What this task involves >> Locate and copy each line in the data that contains the word "呼吸器内科".

Items >>
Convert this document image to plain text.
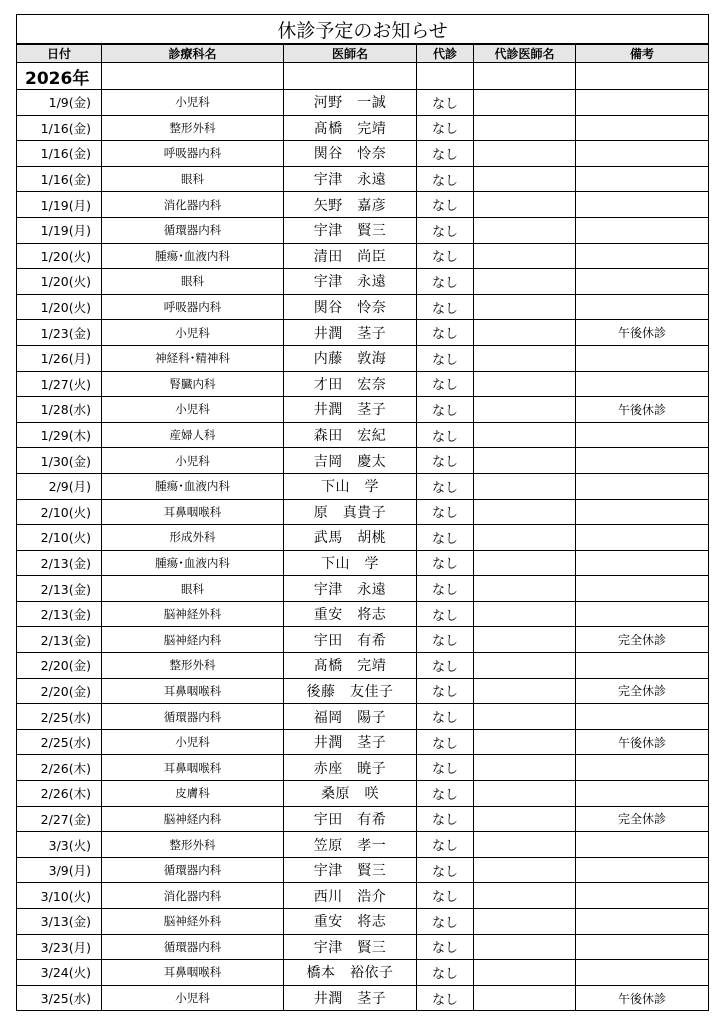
休診予定のお知らせ					
日付	診療科名	医師名	代診	代診医師名	備考
2026年					
1/9(金)	小児科	河野　一誠	なし		
1/16(金)	整形外科	髙橋　完靖	なし		
1/16(金)	呼吸器内科	関谷　怜奈	なし		
1/16(金)	眼科	宇津　永遠	なし		
1/19(月)	消化器内科	矢野　嘉彦	なし		
1/19(月)	循環器内科	宇津　賢三	なし		
1/20(火)	腫瘍･血液内科	清田　尚臣	なし		
1/20(火)	眼科	宇津　永遠	なし		
1/20(火)	呼吸器内科	関谷　怜奈	なし		
1/23(金)	小児科	井潤　茎子	なし		午後休診
1/26(月)	神経科･精神科	内藤　敦海	なし		
1/27(火)	腎臓内科	才田　宏奈	なし		
1/28(水)	小児科	井潤　茎子	なし		午後休診
1/29(木)	産婦人科	森田　宏紀	なし		
1/30(金)	小児科	吉岡　慶太	なし		
2/9(月)	腫瘍･血液内科	下山　学	なし		
2/10(火)	耳鼻咽喉科	原　真貴子	なし		
2/10(火)	形成外科	武馬　胡桃	なし		
2/13(金)	腫瘍･血液内科	下山　学	なし		
2/13(金)	眼科	宇津　永遠	なし		
2/13(金)	脳神経外科	重安　将志	なし		
2/13(金)	脳神経内科	宇田　有希	なし		完全休診
2/20(金)	整形外科	髙橋　完靖	なし		
2/20(金)	耳鼻咽喉科	後藤　友佳子	なし		完全休診
2/25(水)	循環器内科	福岡　陽子	なし		
2/25(水)	小児科	井潤　茎子	なし		午後休診
2/26(木)	耳鼻咽喉科	赤座　暁子	なし		
2/26(木)	皮膚科	桑原　咲	なし		
2/27(金)	脳神経内科	宇田　有希	なし		完全休診
3/3(火)	整形外科	笠原　孝一	なし		
3/9(月)	循環器内科	宇津　賢三	なし		
3/10(火)	消化器内科	西川　浩介	なし		
3/13(金)	脳神経外科	重安　将志	なし		
3/23(月)	循環器内科	宇津　賢三	なし		
3/24(火)	耳鼻咽喉科	橋本　裕依子	なし		
3/25(水)	小児科	井潤　茎子	なし		午後休診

Answer to the exercise >>
1/16(金)	呼吸器内科	関谷　怜奈	なし		
1/20(火)	呼吸器内科	関谷　怜奈	なし		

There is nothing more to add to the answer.